:: Supplied material ::

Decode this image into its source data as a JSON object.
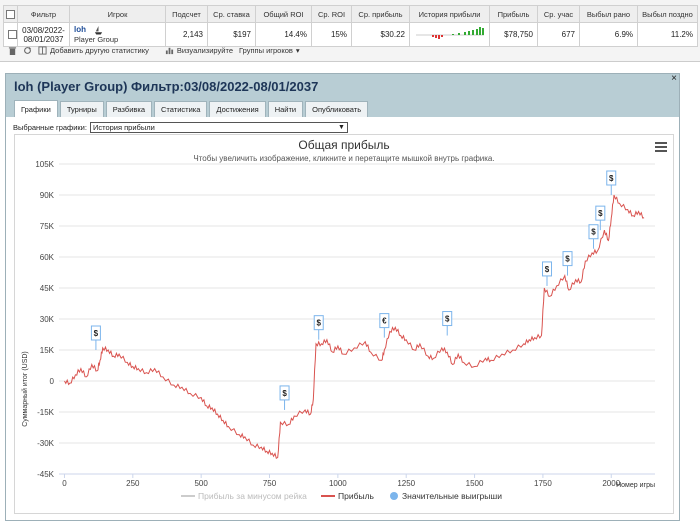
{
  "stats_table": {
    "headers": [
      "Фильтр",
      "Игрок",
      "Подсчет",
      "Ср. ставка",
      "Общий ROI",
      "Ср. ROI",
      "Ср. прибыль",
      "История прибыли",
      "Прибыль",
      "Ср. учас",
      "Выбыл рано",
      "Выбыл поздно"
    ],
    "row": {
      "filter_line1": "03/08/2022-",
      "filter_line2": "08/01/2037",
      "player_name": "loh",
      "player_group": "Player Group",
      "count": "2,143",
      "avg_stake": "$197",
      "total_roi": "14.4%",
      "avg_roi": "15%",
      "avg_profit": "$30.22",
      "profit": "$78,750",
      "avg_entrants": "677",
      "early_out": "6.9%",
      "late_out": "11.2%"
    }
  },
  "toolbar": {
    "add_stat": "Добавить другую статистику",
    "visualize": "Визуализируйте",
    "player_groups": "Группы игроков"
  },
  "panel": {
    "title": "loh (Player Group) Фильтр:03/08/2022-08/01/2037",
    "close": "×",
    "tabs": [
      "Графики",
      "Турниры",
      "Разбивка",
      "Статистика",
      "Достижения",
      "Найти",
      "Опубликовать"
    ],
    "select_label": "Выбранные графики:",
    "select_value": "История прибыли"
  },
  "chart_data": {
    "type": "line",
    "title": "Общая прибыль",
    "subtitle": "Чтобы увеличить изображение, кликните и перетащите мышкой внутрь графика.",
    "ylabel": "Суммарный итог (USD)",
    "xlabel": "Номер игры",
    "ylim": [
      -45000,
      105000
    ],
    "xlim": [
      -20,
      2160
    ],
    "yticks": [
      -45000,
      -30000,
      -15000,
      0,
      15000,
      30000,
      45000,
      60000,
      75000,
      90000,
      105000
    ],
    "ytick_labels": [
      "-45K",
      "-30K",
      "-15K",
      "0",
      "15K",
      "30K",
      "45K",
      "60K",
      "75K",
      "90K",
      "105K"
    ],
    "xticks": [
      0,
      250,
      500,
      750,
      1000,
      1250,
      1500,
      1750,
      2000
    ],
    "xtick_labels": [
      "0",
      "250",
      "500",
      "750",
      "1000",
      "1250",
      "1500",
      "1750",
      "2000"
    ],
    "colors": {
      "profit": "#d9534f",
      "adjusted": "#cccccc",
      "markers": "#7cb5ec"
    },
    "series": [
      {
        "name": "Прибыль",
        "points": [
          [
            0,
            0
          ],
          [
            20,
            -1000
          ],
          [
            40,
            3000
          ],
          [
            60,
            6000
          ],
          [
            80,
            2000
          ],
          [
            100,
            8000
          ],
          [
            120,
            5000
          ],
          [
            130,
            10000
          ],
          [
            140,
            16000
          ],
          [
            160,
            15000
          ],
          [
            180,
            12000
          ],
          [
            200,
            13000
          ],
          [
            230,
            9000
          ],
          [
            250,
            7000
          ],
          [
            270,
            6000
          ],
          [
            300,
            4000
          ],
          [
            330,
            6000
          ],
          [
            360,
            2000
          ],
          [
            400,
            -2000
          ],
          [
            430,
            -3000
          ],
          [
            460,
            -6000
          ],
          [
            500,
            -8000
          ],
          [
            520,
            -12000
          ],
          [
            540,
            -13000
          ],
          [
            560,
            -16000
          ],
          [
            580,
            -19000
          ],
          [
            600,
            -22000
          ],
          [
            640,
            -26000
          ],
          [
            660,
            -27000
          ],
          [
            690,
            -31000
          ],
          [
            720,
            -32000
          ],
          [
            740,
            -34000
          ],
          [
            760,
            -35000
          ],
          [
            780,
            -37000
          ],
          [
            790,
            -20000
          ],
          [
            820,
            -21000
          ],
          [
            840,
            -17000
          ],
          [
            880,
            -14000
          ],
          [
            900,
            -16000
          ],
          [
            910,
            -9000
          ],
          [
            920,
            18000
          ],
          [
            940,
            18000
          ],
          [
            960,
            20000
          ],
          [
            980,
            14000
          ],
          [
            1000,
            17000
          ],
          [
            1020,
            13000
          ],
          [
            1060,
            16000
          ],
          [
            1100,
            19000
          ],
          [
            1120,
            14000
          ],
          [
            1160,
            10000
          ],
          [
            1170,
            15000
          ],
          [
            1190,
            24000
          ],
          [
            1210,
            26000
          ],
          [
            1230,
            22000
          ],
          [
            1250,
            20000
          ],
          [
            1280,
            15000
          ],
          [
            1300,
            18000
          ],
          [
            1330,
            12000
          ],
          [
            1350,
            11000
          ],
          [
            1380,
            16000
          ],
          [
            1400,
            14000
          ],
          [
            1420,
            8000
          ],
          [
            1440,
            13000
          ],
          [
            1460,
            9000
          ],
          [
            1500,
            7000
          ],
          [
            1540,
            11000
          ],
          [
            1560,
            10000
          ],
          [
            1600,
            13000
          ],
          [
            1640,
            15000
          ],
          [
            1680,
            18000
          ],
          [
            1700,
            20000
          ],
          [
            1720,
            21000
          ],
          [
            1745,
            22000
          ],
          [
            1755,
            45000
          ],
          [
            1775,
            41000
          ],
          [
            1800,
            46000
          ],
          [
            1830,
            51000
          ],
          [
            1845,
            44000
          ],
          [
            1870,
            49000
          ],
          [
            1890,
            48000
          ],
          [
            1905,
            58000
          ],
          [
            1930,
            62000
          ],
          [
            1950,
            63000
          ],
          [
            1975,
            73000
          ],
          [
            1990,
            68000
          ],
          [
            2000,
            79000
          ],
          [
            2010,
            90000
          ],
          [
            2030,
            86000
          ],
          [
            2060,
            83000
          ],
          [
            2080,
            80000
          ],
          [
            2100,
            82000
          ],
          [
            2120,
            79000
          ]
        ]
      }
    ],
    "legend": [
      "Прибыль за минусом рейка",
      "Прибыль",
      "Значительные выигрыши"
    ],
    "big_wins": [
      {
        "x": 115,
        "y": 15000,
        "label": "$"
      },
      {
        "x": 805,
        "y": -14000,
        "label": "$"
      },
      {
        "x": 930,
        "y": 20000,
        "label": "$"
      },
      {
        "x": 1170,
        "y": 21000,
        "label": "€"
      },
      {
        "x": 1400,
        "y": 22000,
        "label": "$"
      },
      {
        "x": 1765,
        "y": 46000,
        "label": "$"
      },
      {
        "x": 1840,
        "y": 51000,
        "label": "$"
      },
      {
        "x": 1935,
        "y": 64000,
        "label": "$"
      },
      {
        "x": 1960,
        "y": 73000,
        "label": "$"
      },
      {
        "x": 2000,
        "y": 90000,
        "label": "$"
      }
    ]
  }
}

:::

◆ **Goal**:
Check every line in the material above for the string "История", then give only the number of lines that have it.

◆ **Task output**:
2